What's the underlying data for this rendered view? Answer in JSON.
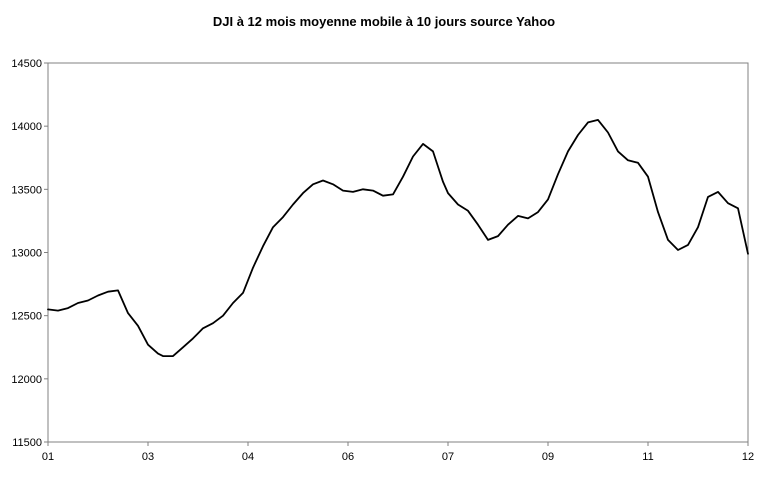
{
  "chart_data": {
    "type": "line",
    "title": "DJI à 12 mois moyenne mobile à 10 jours source Yahoo",
    "xlabel": "",
    "ylabel": "",
    "ylim": [
      11500,
      14500
    ],
    "yticks": [
      "11500",
      "12000",
      "12500",
      "13000",
      "13500",
      "14000",
      "14500"
    ],
    "xticks": [
      "01",
      "03",
      "04",
      "06",
      "07",
      "09",
      "11",
      "12"
    ],
    "xlim": [
      0,
      14
    ],
    "grid": false,
    "legend": "none",
    "line_color": "#000000",
    "series": [
      {
        "x": [
          0,
          0.2,
          0.4,
          0.6,
          0.8,
          1.0,
          1.2,
          1.4,
          1.6,
          1.8,
          2.0,
          2.2,
          2.3,
          2.5,
          2.7,
          2.9,
          3.0,
          3.1,
          3.3,
          3.5,
          3.7,
          3.9,
          4.1,
          4.3,
          4.5,
          4.7,
          4.9,
          5.1,
          5.3,
          5.5,
          5.7,
          5.9,
          6.1,
          6.3,
          6.5,
          6.7,
          6.9,
          7.1,
          7.3,
          7.5,
          7.7,
          7.8,
          7.9,
          8.0,
          8.2,
          8.4,
          8.6,
          8.8,
          9.0,
          9.2,
          9.4,
          9.6,
          9.8,
          10.0,
          10.2,
          10.4,
          10.6,
          10.8,
          11.0,
          11.2,
          11.4,
          11.6,
          11.8,
          12.0,
          12.2,
          12.4,
          12.6,
          12.8,
          13.0,
          13.2,
          13.4,
          13.6,
          13.8,
          14.0
        ],
        "y": [
          12550,
          12540,
          12560,
          12600,
          12620,
          12660,
          12690,
          12700,
          12520,
          12420,
          12270,
          12200,
          12180,
          12180,
          12250,
          12320,
          12360,
          12400,
          12440,
          12500,
          12600,
          12680,
          12880,
          13050,
          13200,
          13280,
          13380,
          13470,
          13540,
          13570,
          13540,
          13490,
          13480,
          13500,
          13490,
          13450,
          13460,
          13600,
          13760,
          13860,
          13800,
          13680,
          13560,
          13470,
          13380,
          13330,
          13220,
          13100,
          13130,
          13220,
          13290,
          13270,
          13320,
          13420,
          13620,
          13800,
          13930,
          14030,
          14050,
          13950,
          13800,
          13730,
          13710,
          13600,
          13320,
          13100,
          13020,
          13060,
          13200,
          13440,
          13480,
          13390,
          13350,
          12990
        ]
      }
    ]
  }
}
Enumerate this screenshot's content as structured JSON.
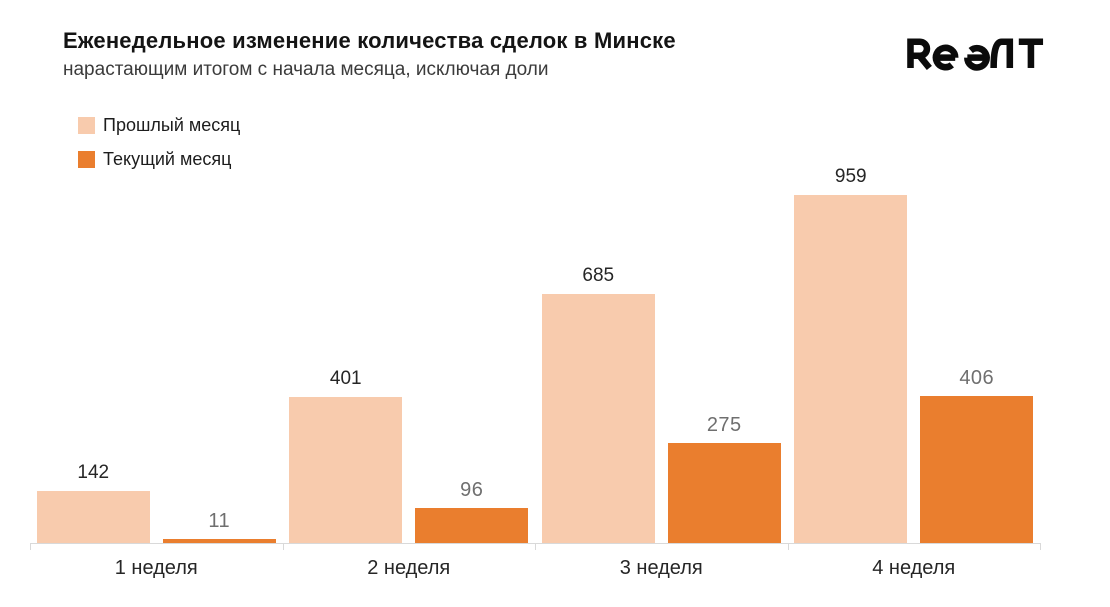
{
  "header": {
    "title": "Еженедельное изменение количества сделок в Минске",
    "subtitle": "нарастающим итогом с начала месяца, исключая доли",
    "brand": "Realt"
  },
  "chart_data": {
    "type": "bar",
    "title": "Еженедельное изменение количества сделок в Минске",
    "subtitle": "нарастающим итогом с начала месяца, исключая доли",
    "categories": [
      "1 неделя",
      "2 неделя",
      "3 неделя",
      "4 неделя"
    ],
    "series": [
      {
        "name": "Прошлый месяц",
        "color": "#F8CBAD",
        "label_color": "#262626",
        "values": [
          142,
          401,
          685,
          959
        ]
      },
      {
        "name": "Текущий месяц",
        "color": "#EA7E2E",
        "label_color": "#6f6f6f",
        "values": [
          11,
          96,
          275,
          406
        ]
      }
    ],
    "value_labels": true,
    "grid": false,
    "y_axis_visible": false,
    "ylim": [
      0,
      959
    ],
    "axis_color": "#d9d9d9",
    "legend_position": "top-left"
  }
}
━━━━
**Task statement:**
Word for word, please, restate the lines of the listing from the one holding "Enumerate this screenshot's" down to the last line, leaving out any pictures.

**Response to this exercise:**
Enumerate this screenshot's content as structured JSON.
{
  "header": {
    "title": "Еженедельное изменение количества сделок в Минске",
    "subtitle": "нарастающим итогом с начала месяца, исключая доли",
    "brand": "Realt"
  },
  "chart_data": {
    "type": "bar",
    "title": "Еженедельное изменение количества сделок в Минске",
    "subtitle": "нарастающим итогом с начала месяца, исключая доли",
    "categories": [
      "1 неделя",
      "2 неделя",
      "3 неделя",
      "4 неделя"
    ],
    "series": [
      {
        "name": "Прошлый месяц",
        "color": "#F8CBAD",
        "label_color": "#262626",
        "values": [
          142,
          401,
          685,
          959
        ]
      },
      {
        "name": "Текущий месяц",
        "color": "#EA7E2E",
        "label_color": "#6f6f6f",
        "values": [
          11,
          96,
          275,
          406
        ]
      }
    ],
    "value_labels": true,
    "grid": false,
    "y_axis_visible": false,
    "ylim": [
      0,
      959
    ],
    "axis_color": "#d9d9d9",
    "legend_position": "top-left"
  }
}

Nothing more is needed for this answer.